[Data entries]
## begin
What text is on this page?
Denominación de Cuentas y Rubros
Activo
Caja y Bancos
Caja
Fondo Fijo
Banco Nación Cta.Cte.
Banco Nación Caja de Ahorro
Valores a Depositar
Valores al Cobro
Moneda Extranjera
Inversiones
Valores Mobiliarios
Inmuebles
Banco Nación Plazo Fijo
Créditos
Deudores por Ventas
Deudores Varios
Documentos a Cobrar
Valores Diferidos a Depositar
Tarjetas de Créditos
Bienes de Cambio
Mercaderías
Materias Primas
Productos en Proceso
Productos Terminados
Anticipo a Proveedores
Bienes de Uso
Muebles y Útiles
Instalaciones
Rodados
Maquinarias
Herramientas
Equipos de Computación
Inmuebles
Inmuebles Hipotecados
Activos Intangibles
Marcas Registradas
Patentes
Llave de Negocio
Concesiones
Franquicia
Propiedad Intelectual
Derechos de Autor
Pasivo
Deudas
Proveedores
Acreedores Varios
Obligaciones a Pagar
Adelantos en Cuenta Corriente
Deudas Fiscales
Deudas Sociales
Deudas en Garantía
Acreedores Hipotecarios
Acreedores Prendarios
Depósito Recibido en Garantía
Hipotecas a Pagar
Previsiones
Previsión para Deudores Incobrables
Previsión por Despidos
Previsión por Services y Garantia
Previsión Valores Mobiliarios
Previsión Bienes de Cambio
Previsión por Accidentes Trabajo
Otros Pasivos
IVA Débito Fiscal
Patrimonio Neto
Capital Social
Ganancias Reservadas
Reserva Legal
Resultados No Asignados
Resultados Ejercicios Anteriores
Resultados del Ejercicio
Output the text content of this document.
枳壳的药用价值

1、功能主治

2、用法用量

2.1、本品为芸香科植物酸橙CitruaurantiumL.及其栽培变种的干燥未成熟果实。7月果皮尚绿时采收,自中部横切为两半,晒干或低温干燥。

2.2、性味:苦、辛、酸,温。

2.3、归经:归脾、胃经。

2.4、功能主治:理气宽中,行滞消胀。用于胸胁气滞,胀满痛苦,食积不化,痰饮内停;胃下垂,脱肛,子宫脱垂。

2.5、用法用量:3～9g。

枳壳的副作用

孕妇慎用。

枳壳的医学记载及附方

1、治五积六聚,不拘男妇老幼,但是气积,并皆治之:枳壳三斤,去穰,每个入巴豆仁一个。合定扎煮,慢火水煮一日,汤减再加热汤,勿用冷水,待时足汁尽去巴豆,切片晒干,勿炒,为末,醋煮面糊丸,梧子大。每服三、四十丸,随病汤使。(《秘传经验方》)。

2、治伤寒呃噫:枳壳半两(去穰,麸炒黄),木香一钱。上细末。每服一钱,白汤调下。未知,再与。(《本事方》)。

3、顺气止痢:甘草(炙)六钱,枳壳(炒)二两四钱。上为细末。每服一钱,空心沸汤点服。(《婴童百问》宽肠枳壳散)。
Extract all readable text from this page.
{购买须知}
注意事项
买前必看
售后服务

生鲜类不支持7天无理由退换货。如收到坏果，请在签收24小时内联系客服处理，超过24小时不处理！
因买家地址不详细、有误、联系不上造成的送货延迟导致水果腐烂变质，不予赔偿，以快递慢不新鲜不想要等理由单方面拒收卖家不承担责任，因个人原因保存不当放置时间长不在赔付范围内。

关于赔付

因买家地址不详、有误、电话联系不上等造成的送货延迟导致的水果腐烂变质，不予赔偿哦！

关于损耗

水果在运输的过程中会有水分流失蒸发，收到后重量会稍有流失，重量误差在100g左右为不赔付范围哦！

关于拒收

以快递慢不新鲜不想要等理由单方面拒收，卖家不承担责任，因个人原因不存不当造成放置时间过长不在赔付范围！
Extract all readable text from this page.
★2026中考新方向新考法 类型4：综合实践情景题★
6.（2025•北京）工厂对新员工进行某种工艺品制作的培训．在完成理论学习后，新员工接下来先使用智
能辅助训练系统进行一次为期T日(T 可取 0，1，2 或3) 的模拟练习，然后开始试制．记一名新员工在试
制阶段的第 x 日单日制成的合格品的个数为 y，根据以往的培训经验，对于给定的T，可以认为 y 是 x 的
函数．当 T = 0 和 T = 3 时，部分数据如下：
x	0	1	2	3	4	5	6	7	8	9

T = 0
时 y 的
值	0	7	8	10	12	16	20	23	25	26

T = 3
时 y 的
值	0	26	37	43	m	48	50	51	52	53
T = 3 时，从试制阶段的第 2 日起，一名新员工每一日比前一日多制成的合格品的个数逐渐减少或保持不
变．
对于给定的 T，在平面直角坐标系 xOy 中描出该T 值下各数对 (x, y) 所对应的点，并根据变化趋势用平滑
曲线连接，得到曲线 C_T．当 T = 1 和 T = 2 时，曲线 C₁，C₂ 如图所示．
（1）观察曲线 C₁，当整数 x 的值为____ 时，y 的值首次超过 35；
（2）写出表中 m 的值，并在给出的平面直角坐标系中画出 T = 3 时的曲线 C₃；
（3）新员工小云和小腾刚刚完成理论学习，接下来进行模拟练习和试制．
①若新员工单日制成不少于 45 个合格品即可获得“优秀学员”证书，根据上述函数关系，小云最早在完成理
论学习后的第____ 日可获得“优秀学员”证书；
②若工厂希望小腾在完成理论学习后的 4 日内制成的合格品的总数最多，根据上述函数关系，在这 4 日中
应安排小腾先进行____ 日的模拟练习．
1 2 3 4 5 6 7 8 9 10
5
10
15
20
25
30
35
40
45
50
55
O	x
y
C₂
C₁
## end
Gather all lines where the word "Depositar" appears.

Valores a Depositar
Valores Diferidos a Depositar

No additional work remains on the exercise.